→ **Records for this task**

::::

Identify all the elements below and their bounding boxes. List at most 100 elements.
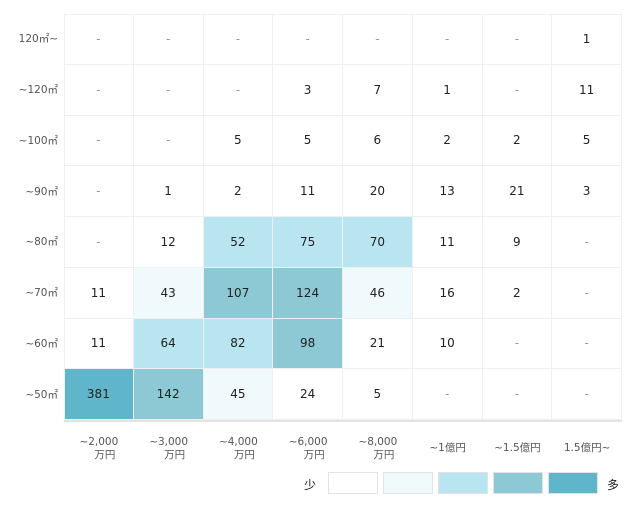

::::

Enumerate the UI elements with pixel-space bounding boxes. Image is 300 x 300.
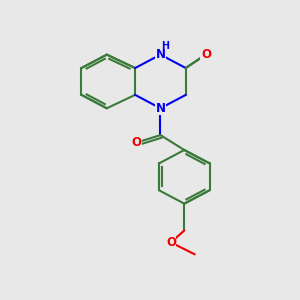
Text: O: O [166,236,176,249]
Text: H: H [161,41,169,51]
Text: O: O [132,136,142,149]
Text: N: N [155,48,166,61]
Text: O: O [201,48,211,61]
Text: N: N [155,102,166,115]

::::

→ **Exercise details**
Please print the part of the material that opens with the line containing "Enumerate the UI" and closes with the line containing "Text: N: N [155,102,166,115]", both lines included, reproducing each line exactly and leaving the pictures out.

→ **Expected answer**
Enumerate the UI elements with pixel-space bounding boxes. Image is 300 x 300.
Text: O: O [166,236,176,249]
Text: H: H [161,41,169,51]
Text: O: O [132,136,142,149]
Text: N: N [155,48,166,61]
Text: O: O [201,48,211,61]
Text: N: N [155,102,166,115]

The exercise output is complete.